Collect each line containing "Memory".

%%

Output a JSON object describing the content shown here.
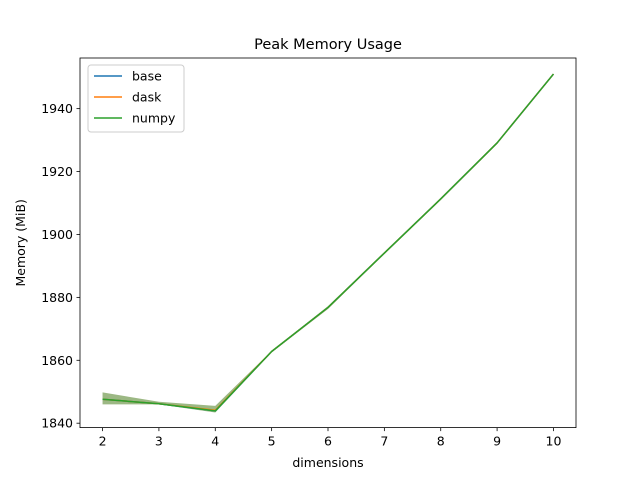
{
  "chart_data": {
    "type": "line",
    "title": "Peak Memory Usage",
    "xlabel": "dimensions",
    "ylabel": "Memory (MiB)",
    "x": [
      2,
      3,
      4,
      5,
      6,
      7,
      8,
      9,
      10
    ],
    "x_ticks": [
      "2",
      "3",
      "4",
      "5",
      "6",
      "7",
      "8",
      "9",
      "10"
    ],
    "y_ticks": [
      "1840",
      "1860",
      "1880",
      "1900",
      "1920",
      "1940"
    ],
    "y_tick_values": [
      1840,
      1860,
      1880,
      1900,
      1920,
      1940
    ],
    "xlim": [
      1.6,
      10.4
    ],
    "ylim": [
      1838.6,
      1956.1
    ],
    "grid": false,
    "legend_position": "top-left",
    "band": {
      "upper": [
        1849.8,
        1846.8,
        1845.5,
        1863,
        1877.2,
        1894.3,
        1911.5,
        1929.3,
        1951.1
      ],
      "lower": [
        1846.0,
        1846.0,
        1843.4,
        1862.5,
        1876.3,
        1893.9,
        1911.1,
        1928.9,
        1950.8
      ],
      "color": "#7ba05b"
    },
    "series": [
      {
        "name": "base",
        "color": "#1f77b4",
        "values": [
          1847.6,
          1846.2,
          1843.9,
          1862.8,
          1876.8,
          1894.1,
          1911.3,
          1929.1,
          1951.0
        ]
      },
      {
        "name": "dask",
        "color": "#ff7f0e",
        "values": [
          1847.6,
          1846.2,
          1844.1,
          1862.8,
          1876.8,
          1894.1,
          1911.3,
          1929.1,
          1951.0
        ]
      },
      {
        "name": "numpy",
        "color": "#2ca02c",
        "values": [
          1847.6,
          1846.2,
          1843.9,
          1862.8,
          1876.8,
          1894.1,
          1911.3,
          1929.1,
          1951.0
        ]
      }
    ]
  }
}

%%

● Written response
    "title": "Peak Memory Usage",
    "ylabel": "Memory (MiB)",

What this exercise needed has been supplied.